Some records
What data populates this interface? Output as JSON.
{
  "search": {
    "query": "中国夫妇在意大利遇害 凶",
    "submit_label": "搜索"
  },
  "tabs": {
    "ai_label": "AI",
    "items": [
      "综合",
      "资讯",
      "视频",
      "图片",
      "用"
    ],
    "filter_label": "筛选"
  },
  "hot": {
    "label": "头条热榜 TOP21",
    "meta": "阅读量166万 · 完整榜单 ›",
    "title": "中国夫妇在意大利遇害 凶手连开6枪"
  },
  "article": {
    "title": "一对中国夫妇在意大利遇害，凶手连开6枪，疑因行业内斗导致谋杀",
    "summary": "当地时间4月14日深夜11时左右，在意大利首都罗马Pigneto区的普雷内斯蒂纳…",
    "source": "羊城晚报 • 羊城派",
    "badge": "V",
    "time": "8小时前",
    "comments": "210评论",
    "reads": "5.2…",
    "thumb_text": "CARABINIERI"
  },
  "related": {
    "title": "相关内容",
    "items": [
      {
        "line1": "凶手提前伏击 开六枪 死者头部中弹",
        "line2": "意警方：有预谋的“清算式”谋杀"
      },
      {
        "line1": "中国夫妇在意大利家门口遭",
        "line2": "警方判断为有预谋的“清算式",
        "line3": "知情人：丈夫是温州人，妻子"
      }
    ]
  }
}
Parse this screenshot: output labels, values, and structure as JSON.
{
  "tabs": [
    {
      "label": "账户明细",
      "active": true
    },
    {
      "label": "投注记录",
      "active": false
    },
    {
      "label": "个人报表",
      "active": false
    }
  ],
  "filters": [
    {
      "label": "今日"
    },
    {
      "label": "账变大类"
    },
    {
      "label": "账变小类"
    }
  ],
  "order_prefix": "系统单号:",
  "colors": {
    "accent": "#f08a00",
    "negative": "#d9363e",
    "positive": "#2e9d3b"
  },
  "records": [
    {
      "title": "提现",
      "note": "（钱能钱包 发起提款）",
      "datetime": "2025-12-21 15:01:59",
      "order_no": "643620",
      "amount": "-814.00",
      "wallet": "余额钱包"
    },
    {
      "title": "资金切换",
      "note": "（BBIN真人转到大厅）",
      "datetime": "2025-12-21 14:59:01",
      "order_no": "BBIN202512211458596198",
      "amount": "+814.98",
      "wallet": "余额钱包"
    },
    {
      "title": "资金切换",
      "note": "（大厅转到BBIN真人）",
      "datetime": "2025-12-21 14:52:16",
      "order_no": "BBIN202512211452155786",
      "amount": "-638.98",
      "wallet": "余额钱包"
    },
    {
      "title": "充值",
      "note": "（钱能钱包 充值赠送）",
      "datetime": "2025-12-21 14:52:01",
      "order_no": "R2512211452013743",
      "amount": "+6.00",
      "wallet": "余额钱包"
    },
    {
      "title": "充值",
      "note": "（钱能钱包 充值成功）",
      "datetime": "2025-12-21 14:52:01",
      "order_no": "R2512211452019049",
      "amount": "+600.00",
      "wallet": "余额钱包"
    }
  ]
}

**Work to complete**
Look through the listing and extract every line with "datetime" in it.

**Correct result**
      "datetime": "2025-12-21 15:01:59",
      "datetime": "2025-12-21 14:59:01",
      "datetime": "2025-12-21 14:52:16",
      "datetime": "2025-12-21 14:52:01",
      "datetime": "2025-12-21 14:52:01",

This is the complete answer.